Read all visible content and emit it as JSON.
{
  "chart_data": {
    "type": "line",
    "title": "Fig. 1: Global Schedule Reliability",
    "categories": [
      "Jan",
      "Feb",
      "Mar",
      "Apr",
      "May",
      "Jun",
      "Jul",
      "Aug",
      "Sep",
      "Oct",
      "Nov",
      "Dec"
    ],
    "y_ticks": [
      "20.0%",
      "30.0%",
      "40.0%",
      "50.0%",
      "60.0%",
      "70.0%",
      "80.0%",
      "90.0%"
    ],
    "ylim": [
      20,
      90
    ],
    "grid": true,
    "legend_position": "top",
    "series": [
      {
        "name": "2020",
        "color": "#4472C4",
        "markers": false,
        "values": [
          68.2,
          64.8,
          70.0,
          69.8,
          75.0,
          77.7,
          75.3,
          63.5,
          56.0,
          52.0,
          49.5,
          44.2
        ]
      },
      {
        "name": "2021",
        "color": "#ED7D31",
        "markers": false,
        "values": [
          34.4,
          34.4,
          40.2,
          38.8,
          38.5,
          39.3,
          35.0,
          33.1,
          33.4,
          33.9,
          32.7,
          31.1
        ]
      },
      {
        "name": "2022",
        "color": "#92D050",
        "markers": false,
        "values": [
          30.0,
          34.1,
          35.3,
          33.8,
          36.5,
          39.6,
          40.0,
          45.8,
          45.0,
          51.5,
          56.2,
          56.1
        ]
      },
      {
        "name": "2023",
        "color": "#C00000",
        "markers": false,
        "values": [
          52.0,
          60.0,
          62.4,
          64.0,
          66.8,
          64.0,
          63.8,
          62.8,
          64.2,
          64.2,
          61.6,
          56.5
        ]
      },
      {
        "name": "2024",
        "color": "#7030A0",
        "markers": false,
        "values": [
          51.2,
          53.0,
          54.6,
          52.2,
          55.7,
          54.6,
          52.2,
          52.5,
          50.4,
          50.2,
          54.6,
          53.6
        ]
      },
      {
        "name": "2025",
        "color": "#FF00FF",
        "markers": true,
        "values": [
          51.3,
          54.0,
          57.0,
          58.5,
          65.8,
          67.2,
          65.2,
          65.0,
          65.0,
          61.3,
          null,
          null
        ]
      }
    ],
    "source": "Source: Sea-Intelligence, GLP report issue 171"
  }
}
※
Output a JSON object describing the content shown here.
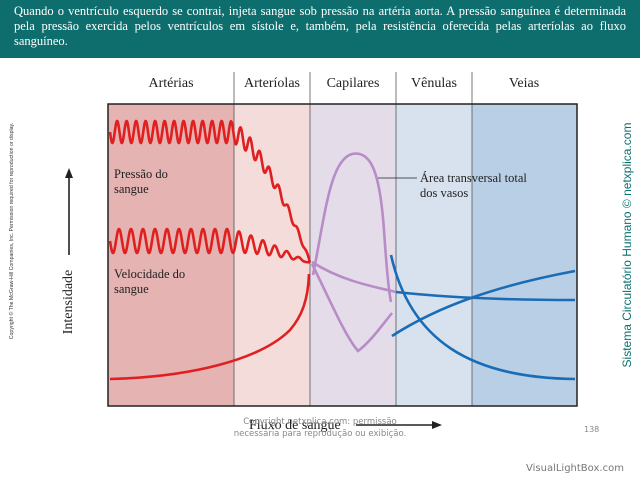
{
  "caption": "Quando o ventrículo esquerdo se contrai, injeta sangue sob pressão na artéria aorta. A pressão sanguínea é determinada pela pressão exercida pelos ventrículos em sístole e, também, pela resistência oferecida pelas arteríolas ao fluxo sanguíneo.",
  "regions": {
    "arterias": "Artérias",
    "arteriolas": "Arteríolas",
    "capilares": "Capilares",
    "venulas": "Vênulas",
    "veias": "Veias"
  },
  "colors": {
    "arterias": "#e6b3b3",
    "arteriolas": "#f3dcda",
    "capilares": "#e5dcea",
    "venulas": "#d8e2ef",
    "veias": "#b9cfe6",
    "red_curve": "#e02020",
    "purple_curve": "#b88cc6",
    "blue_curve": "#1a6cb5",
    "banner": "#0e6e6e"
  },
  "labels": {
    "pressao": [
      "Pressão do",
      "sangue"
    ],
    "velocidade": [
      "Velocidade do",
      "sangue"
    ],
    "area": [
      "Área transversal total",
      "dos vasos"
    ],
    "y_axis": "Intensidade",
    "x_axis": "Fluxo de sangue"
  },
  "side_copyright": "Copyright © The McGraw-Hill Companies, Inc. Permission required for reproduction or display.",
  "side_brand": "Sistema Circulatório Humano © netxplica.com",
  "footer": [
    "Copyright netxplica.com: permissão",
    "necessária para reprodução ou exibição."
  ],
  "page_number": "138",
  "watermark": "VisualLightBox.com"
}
※
• What is required: Pull out and copy each line containing the string "JSON".

• Final result:
Read all visible content and emit it as JSON.
Output a JSON object describing the content shown here.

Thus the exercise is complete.